WRITTEN EXERCISE — Copy out every row below word for word, omitting the pictures.

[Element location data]
START

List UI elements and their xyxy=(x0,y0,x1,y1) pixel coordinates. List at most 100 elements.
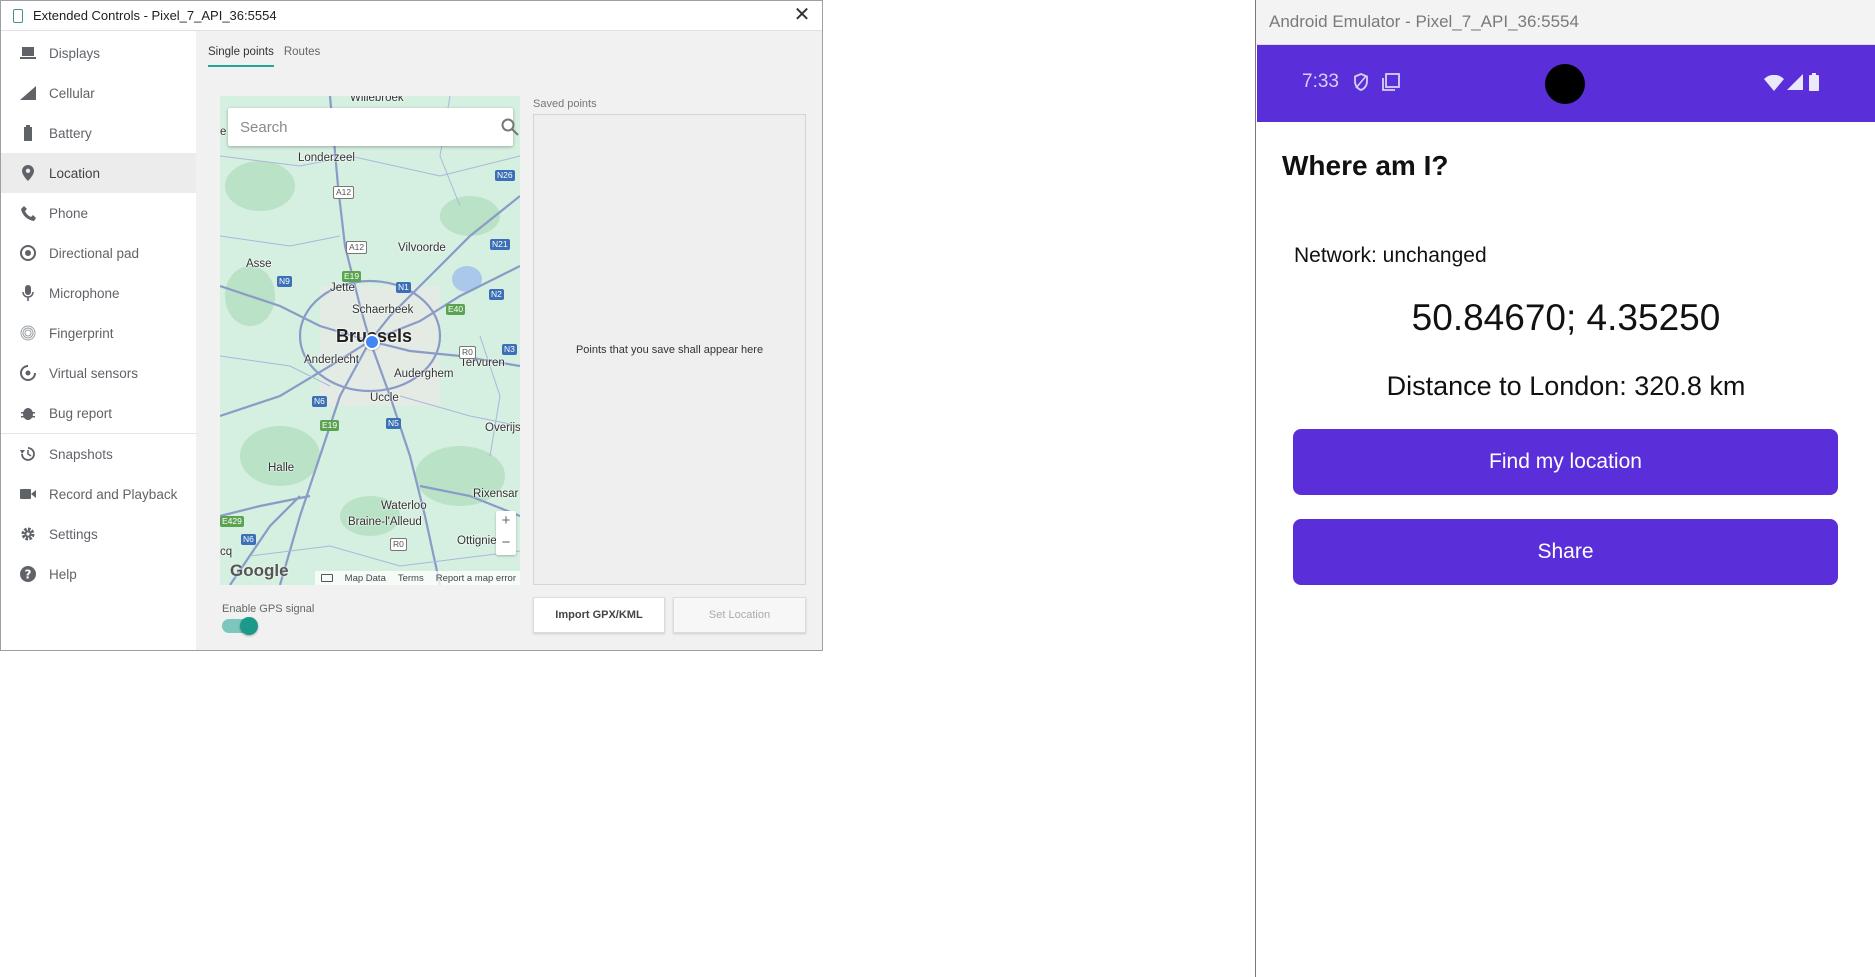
sidebar-item-label: Cellular xyxy=(49,85,95,101)
gps-signal-label: Enable GPS signal xyxy=(222,603,315,615)
map-label-auderghem: Auderghem xyxy=(394,368,454,380)
map-data-link[interactable]: Map Data xyxy=(345,573,386,584)
terms-link[interactable]: Terms xyxy=(398,573,424,584)
map-label-londerzeel: Londerzeel xyxy=(298,152,355,164)
map-label-anderlecht: Anderlecht xyxy=(304,354,359,366)
sidebar-item-battery[interactable]: Battery xyxy=(1,113,196,153)
video-camera-icon xyxy=(19,485,37,503)
sidebar-item-label: Record and Playback xyxy=(49,486,178,502)
close-icon[interactable]: ✕ xyxy=(790,4,814,28)
extended-controls-titlebar: Extended Controls - Pixel_7_API_36:5554 … xyxy=(1,1,822,31)
map-search-box xyxy=(228,108,519,146)
sidebar-item-label: Battery xyxy=(49,125,92,141)
emulator-app-icon xyxy=(13,8,23,23)
saved-points-label: Saved points xyxy=(533,98,597,110)
sidebar-item-label: Directional pad xyxy=(49,245,140,261)
display-icon xyxy=(19,44,37,62)
find-my-location-button[interactable]: Find my location xyxy=(1293,429,1838,495)
report-map-error-link[interactable]: Report a map error xyxy=(436,573,516,584)
road-shield: N1 xyxy=(396,282,411,293)
sidebar-item-label: Microphone xyxy=(49,285,120,301)
gps-signal-toggle[interactable] xyxy=(222,617,258,635)
set-location-button[interactable]: Set Location xyxy=(673,597,806,633)
extended-controls-title: Extended Controls - Pixel_7_API_36:5554 xyxy=(33,8,277,23)
sidebar-item-label: Location xyxy=(49,165,101,181)
cellular-icon xyxy=(19,84,37,102)
location-pin-icon xyxy=(19,164,37,182)
location-panel: Single points Routes Willebroek e Londer… xyxy=(196,31,822,650)
fingerprint-icon xyxy=(19,324,37,342)
road-shield: R0 xyxy=(390,538,407,551)
location-marker[interactable] xyxy=(364,334,380,350)
map-label-halle: Halle xyxy=(268,462,295,474)
road-shield: R0 xyxy=(459,346,476,359)
import-gpx-kml-button[interactable]: Import GPX/KML xyxy=(533,597,665,633)
app-title: Where am I? xyxy=(1282,150,1449,181)
google-logo: Google xyxy=(230,561,289,580)
bug-icon xyxy=(19,404,37,422)
road-shield: N5 xyxy=(386,418,401,429)
sidebar-item-displays[interactable]: Displays xyxy=(1,33,196,73)
front-camera-cutout xyxy=(1545,64,1585,104)
map-label-edge: e xyxy=(220,126,227,138)
sidebar-item-snapshots[interactable]: Snapshots xyxy=(1,434,196,474)
coordinates-text: 50.84670; 4.35250 xyxy=(1411,297,1721,338)
road-shield: N3 xyxy=(502,344,517,355)
share-button[interactable]: Share xyxy=(1293,519,1838,585)
tab-routes[interactable]: Routes xyxy=(284,46,320,67)
tab-single-points[interactable]: Single points xyxy=(208,46,274,67)
sidebar-item-record-and-playback[interactable]: Record and Playback xyxy=(1,474,196,514)
road-shield: N6 xyxy=(241,534,256,545)
snapshots-icon xyxy=(19,445,37,463)
sidebar-item-cellular[interactable]: Cellular xyxy=(1,73,196,113)
wifi-icon xyxy=(1764,74,1784,96)
sidebar-item-microphone[interactable]: Microphone xyxy=(1,273,196,313)
sidebar-item-help[interactable]: ? Help xyxy=(1,554,196,594)
map-footer: Map Data Terms Report a map error xyxy=(314,571,520,585)
status-bar: 7:33 xyxy=(1257,45,1875,122)
sidebar-item-virtual-sensors[interactable]: Virtual sensors xyxy=(1,353,196,393)
keyboard-icon[interactable] xyxy=(320,574,333,582)
toggle-knob xyxy=(240,617,258,635)
sidebar-item-label: Fingerprint xyxy=(49,325,114,341)
sidebar-item-phone[interactable]: Phone xyxy=(1,193,196,233)
map-search-input[interactable] xyxy=(240,118,470,136)
sidebar-item-settings[interactable]: Settings xyxy=(1,514,196,554)
status-time: 7:33 xyxy=(1302,71,1339,92)
battery-icon xyxy=(19,124,37,142)
road-shield: E19 xyxy=(342,271,362,282)
road-shield: N26 xyxy=(495,170,515,181)
map-label-overijse: Overijs xyxy=(485,422,520,434)
road-shield: N21 xyxy=(490,239,510,250)
extended-controls-window: Extended Controls - Pixel_7_API_36:5554 … xyxy=(0,0,823,651)
map-label-edge: cq xyxy=(220,546,233,558)
sidebar-item-fingerprint[interactable]: Fingerprint xyxy=(1,313,196,353)
location-tabs: Single points Routes xyxy=(208,46,320,67)
sidebar-item-label: Displays xyxy=(49,45,101,61)
map-zoom-control: + − xyxy=(496,511,516,555)
map-label-ottignies: Ottignie xyxy=(457,535,497,547)
map-label-jette: Jette xyxy=(330,282,355,294)
road-shield: E429 xyxy=(220,516,244,527)
dpad-icon xyxy=(19,244,37,262)
saved-points-list: Points that you save shall appear here xyxy=(533,114,806,585)
road-shield: A12 xyxy=(333,186,355,199)
sidebar-item-directional-pad[interactable]: Directional pad xyxy=(1,233,196,273)
road-shield: N6 xyxy=(312,396,327,407)
road-shield: N9 xyxy=(277,276,292,287)
distance-text: Distance to London: 320.8 km xyxy=(1386,371,1746,401)
sidebar-item-bug-report[interactable]: Bug report xyxy=(1,393,196,433)
sidebar-item-label: Phone xyxy=(49,205,89,221)
zoom-out-button[interactable]: − xyxy=(496,533,516,555)
emulator-titlebar: Android Emulator - Pixel_7_API_36:5554 xyxy=(1256,0,1875,45)
device-screen: 7:33 Where am I? Network: unchanged 50.8… xyxy=(1257,45,1875,977)
sidebar-item-label: Snapshots xyxy=(49,446,113,462)
phone-icon xyxy=(19,204,37,222)
sidebar-item-label: Settings xyxy=(49,526,98,542)
map-label-vilvoorde: Vilvoorde xyxy=(398,242,446,254)
zoom-in-button[interactable]: + xyxy=(496,511,516,533)
map-label-rixensart: Rixensar xyxy=(473,488,519,500)
map-view[interactable]: Willebroek e Londerzeel Vilvoorde Asse J… xyxy=(220,96,520,585)
sidebar-item-location[interactable]: Location xyxy=(1,153,196,193)
help-icon: ? xyxy=(19,565,37,583)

END

OUTPUT FOR THIS TASK —
List UI elements and their xyxy=(x0,y0,x1,y1) pixel coordinates. List at most 100 elements.
sidebar-item-label: Cellular xyxy=(49,85,95,101)
gps-signal-label: Enable GPS signal xyxy=(222,603,315,615)
map-label-auderghem: Auderghem xyxy=(394,368,454,380)
map-data-link[interactable]: Map Data xyxy=(345,573,386,584)
terms-link[interactable]: Terms xyxy=(398,573,424,584)
map-label-londerzeel: Londerzeel xyxy=(298,152,355,164)
map-label-anderlecht: Anderlecht xyxy=(304,354,359,366)
sidebar-item-battery[interactable]: Battery xyxy=(1,113,196,153)
video-camera-icon xyxy=(19,485,37,503)
sidebar-item-label: Record and Playback xyxy=(49,486,178,502)
close-icon[interactable]: ✕ xyxy=(790,4,814,28)
extended-controls-titlebar: Extended Controls - Pixel_7_API_36:5554 … xyxy=(1,1,822,31)
map-search-box xyxy=(228,108,519,146)
sidebar-item-label: Battery xyxy=(49,125,92,141)
emulator-app-icon xyxy=(13,8,23,23)
saved-points-label: Saved points xyxy=(533,98,597,110)
sidebar-item-label: Directional pad xyxy=(49,245,140,261)
display-icon xyxy=(19,44,37,62)
find-my-location-button[interactable]: Find my location xyxy=(1293,429,1838,495)
report-map-error-link[interactable]: Report a map error xyxy=(436,573,516,584)
road-shield: N1 xyxy=(396,282,411,293)
sidebar-item-label: Microphone xyxy=(49,285,120,301)
gps-signal-toggle[interactable] xyxy=(222,617,258,635)
set-location-button[interactable]: Set Location xyxy=(673,597,806,633)
extended-controls-title: Extended Controls - Pixel_7_API_36:5554 xyxy=(33,8,277,23)
sidebar-item-label: Location xyxy=(49,165,101,181)
cellular-icon xyxy=(19,84,37,102)
location-pin-icon xyxy=(19,164,37,182)
location-panel: Single points Routes Willebroek e Londer… xyxy=(196,31,822,650)
fingerprint-icon xyxy=(19,324,37,342)
road-shield: R0 xyxy=(390,538,407,551)
location-marker[interactable] xyxy=(364,334,380,350)
map-label-halle: Halle xyxy=(268,462,295,474)
road-shield: R0 xyxy=(459,346,476,359)
import-gpx-kml-button[interactable]: Import GPX/KML xyxy=(533,597,665,633)
app-title: Where am I? xyxy=(1282,150,1449,181)
google-logo: Google xyxy=(230,561,289,580)
bug-icon xyxy=(19,404,37,422)
road-shield: N5 xyxy=(386,418,401,429)
sidebar-item-displays[interactable]: Displays xyxy=(1,33,196,73)
front-camera-cutout xyxy=(1545,64,1585,104)
map-label-edge: e xyxy=(220,126,227,138)
sidebar-item-snapshots[interactable]: Snapshots xyxy=(1,434,196,474)
coordinates-text: 50.84670; 4.35250 xyxy=(1411,297,1721,338)
road-shield: N3 xyxy=(502,344,517,355)
share-button[interactable]: Share xyxy=(1293,519,1838,585)
tab-routes[interactable]: Routes xyxy=(284,46,320,67)
tab-single-points[interactable]: Single points xyxy=(208,46,274,67)
sidebar-item-record-and-playback[interactable]: Record and Playback xyxy=(1,474,196,514)
road-shield: N6 xyxy=(241,534,256,545)
snapshots-icon xyxy=(19,445,37,463)
sidebar-item-cellular[interactable]: Cellular xyxy=(1,73,196,113)
wifi-icon xyxy=(1764,74,1784,96)
sidebar-item-microphone[interactable]: Microphone xyxy=(1,273,196,313)
sidebar-item-help[interactable]: ? Help xyxy=(1,554,196,594)
map-footer: Map Data Terms Report a map error xyxy=(314,571,520,585)
status-bar: 7:33 xyxy=(1257,45,1875,122)
sidebar-item-virtual-sensors[interactable]: Virtual sensors xyxy=(1,353,196,393)
keyboard-icon[interactable] xyxy=(320,574,333,582)
toggle-knob xyxy=(240,617,258,635)
sidebar-item-label: Fingerprint xyxy=(49,325,114,341)
sidebar-item-phone[interactable]: Phone xyxy=(1,193,196,233)
map-search-input[interactable] xyxy=(240,118,470,136)
sidebar-item-settings[interactable]: Settings xyxy=(1,514,196,554)
status-time: 7:33 xyxy=(1302,71,1339,92)
battery-icon xyxy=(19,124,37,142)
road-shield: E19 xyxy=(342,271,362,282)
road-shield: N26 xyxy=(495,170,515,181)
map-label-overijse: Overijs xyxy=(485,422,520,434)
road-shield: N21 xyxy=(490,239,510,250)
extended-controls-window: Extended Controls - Pixel_7_API_36:5554 … xyxy=(0,0,823,651)
map-label-edge: cq xyxy=(220,546,233,558)
sidebar-item-fingerprint[interactable]: Fingerprint xyxy=(1,313,196,353)
location-tabs: Single points Routes xyxy=(208,46,320,67)
sidebar-item-label: Displays xyxy=(49,45,101,61)
map-zoom-control: + − xyxy=(496,511,516,555)
map-label-ottignies: Ottignie xyxy=(457,535,497,547)
map-label-jette: Jette xyxy=(330,282,355,294)
road-shield: E429 xyxy=(220,516,244,527)
dpad-icon xyxy=(19,244,37,262)
saved-points-list: Points that you save shall appear here xyxy=(533,114,806,585)
road-shield: A12 xyxy=(333,186,355,199)
sidebar-item-directional-pad[interactable]: Directional pad xyxy=(1,233,196,273)
road-shield: N6 xyxy=(312,396,327,407)
road-shield: N9 xyxy=(277,276,292,287)
distance-text: Distance to London: 320.8 km xyxy=(1386,371,1746,401)
sidebar-item-bug-report[interactable]: Bug report xyxy=(1,393,196,433)
sidebar-item-label: Phone xyxy=(49,205,89,221)
zoom-out-button[interactable]: − xyxy=(496,533,516,555)
emulator-titlebar: Android Emulator - Pixel_7_API_36:5554 xyxy=(1256,0,1875,45)
device-screen: 7:33 Where am I? Network: unchanged 50.8… xyxy=(1257,45,1875,977)
sidebar-item-label: Snapshots xyxy=(49,446,113,462)
phone-icon xyxy=(19,204,37,222)
sidebar-item-label: Settings xyxy=(49,526,98,542)
map-label-vilvoorde: Vilvoorde xyxy=(398,242,446,254)
zoom-in-button[interactable]: + xyxy=(496,511,516,533)
map-label-rixensart: Rixensar xyxy=(473,488,519,500)
map-view[interactable]: Willebroek e Londerzeel Vilvoorde Asse J… xyxy=(220,96,520,585)
sidebar-item-location[interactable]: Location xyxy=(1,153,196,193)
help-icon: ? xyxy=(19,565,37,583)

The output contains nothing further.